-- Begin Records supplied --

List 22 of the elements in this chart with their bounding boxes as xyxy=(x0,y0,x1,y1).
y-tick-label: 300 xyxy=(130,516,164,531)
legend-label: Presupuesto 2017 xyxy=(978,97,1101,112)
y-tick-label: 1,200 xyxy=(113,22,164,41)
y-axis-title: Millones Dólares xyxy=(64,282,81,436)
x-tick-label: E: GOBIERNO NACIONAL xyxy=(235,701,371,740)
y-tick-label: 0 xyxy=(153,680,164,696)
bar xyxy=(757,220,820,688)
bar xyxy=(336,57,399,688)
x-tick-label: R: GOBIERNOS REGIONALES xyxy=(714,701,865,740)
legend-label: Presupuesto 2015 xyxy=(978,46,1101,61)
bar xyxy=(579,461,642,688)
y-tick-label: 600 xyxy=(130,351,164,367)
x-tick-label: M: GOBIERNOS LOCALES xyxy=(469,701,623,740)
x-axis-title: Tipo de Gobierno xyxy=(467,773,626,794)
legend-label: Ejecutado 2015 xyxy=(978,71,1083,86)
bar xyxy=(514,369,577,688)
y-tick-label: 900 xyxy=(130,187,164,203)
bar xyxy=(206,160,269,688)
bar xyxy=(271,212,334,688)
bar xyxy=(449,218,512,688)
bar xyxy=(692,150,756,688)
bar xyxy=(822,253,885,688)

-- End Records supplied --
-- Begin Records supplied --

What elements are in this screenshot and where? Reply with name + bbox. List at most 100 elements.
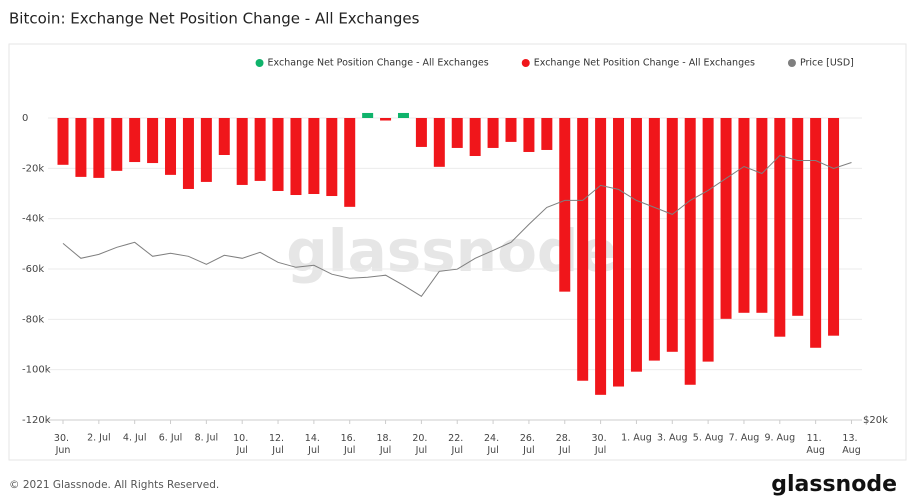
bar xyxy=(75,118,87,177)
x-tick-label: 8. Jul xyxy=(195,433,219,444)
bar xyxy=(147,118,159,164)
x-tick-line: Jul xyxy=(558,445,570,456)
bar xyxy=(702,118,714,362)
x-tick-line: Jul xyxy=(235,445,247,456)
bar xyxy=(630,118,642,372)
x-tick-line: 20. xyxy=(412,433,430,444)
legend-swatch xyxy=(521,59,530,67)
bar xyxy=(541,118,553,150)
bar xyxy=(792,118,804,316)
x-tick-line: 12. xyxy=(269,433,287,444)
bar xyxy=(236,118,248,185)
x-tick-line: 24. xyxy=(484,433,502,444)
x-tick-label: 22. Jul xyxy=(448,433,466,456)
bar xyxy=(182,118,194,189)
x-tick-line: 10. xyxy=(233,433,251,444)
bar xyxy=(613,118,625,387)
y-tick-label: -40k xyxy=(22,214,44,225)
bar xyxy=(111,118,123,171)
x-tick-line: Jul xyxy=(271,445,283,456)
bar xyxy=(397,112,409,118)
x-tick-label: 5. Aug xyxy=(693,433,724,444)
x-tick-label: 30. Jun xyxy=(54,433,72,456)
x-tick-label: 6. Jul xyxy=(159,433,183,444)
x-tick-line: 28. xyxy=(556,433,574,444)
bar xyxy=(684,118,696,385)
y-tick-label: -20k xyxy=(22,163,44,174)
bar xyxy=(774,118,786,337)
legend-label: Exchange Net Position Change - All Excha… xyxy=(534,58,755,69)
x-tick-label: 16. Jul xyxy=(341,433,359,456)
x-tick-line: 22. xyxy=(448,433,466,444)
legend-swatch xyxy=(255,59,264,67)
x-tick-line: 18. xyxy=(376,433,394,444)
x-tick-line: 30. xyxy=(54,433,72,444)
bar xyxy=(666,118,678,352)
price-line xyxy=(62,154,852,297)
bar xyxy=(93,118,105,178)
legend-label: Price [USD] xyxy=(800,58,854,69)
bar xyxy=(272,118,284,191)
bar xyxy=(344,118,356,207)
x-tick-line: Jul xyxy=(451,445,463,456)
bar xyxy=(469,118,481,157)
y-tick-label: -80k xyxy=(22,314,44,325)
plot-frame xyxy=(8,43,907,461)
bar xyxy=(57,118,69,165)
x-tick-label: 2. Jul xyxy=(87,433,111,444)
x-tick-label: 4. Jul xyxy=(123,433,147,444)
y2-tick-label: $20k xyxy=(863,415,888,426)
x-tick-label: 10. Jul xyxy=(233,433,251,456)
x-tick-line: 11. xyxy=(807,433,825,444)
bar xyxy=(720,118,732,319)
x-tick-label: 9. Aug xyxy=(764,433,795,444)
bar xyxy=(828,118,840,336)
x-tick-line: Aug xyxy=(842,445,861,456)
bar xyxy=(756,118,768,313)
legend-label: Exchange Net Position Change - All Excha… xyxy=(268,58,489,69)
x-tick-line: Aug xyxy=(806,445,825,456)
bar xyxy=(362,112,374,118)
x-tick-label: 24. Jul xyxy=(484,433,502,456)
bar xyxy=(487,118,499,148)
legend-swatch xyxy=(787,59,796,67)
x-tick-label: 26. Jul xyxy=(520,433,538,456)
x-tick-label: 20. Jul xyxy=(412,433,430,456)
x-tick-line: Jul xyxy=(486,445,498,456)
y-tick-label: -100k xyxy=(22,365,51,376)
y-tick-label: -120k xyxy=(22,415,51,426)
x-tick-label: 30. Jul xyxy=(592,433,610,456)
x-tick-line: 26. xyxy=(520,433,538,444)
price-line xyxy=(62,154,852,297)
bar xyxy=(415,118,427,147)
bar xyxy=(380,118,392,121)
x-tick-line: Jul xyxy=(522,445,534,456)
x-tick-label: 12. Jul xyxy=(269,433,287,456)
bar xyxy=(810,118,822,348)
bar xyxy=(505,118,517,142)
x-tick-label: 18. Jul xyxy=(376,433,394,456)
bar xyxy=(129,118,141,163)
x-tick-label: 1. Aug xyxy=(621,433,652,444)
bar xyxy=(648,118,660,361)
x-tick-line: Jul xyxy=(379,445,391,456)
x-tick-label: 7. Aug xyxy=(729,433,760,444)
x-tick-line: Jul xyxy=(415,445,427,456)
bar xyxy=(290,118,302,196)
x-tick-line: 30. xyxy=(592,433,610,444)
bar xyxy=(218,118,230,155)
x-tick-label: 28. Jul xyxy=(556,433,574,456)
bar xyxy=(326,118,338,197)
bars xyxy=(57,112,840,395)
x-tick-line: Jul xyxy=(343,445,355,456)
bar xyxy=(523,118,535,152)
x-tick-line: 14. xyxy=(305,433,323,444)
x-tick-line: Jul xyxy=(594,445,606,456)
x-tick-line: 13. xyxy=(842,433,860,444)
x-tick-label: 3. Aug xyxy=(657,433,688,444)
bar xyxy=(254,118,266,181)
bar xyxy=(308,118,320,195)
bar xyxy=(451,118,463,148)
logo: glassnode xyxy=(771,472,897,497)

-- End Records supplied --
-- Begin Records supplied --

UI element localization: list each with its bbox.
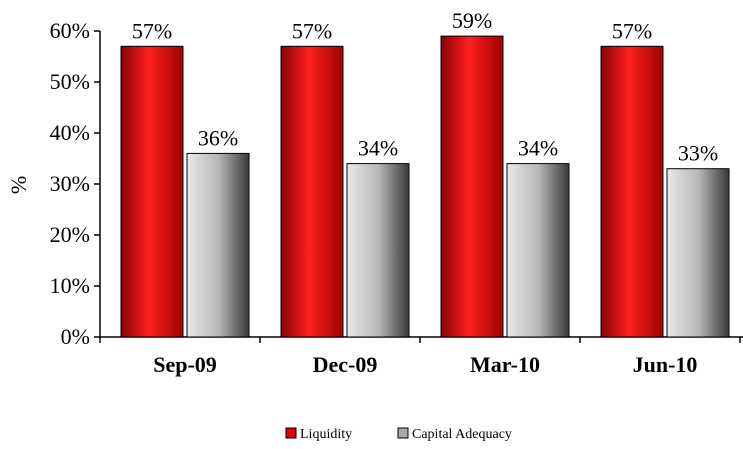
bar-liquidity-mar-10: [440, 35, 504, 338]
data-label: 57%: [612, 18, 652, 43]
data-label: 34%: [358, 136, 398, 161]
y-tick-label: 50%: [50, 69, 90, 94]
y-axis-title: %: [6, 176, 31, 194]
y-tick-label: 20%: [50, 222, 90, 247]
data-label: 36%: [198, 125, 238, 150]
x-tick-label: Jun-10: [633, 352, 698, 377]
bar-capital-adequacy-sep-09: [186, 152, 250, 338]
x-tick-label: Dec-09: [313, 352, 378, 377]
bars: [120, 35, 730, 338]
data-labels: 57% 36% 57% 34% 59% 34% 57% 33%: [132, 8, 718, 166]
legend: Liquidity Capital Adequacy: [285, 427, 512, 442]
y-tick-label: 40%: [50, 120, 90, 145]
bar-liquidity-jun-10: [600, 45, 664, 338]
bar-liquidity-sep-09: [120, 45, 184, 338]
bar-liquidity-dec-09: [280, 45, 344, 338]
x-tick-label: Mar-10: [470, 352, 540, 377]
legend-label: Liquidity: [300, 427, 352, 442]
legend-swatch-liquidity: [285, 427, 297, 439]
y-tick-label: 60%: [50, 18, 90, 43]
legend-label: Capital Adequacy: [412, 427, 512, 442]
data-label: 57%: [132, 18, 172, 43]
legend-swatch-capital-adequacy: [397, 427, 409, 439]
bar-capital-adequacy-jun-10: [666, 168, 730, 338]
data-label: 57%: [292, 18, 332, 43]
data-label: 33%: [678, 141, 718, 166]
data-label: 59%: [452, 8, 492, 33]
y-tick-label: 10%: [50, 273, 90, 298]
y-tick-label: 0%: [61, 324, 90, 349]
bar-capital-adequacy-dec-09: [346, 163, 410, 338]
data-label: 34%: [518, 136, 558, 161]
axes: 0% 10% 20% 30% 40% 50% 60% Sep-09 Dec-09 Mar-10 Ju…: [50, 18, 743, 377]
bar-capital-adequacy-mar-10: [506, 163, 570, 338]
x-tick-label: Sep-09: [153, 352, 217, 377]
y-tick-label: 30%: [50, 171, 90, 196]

-- End Records supplied --

**Exercise objective:**
Gather every line of the data above that contains the string "axis" and copy each one unchanged.

**In response:**
y-axis-title: Millones Dólares xyxy=(64,282,81,436)
x-axis-title: Tipo de Gobierno xyxy=(467,773,626,794)
y-axis-title: %: [6, 176, 31, 194]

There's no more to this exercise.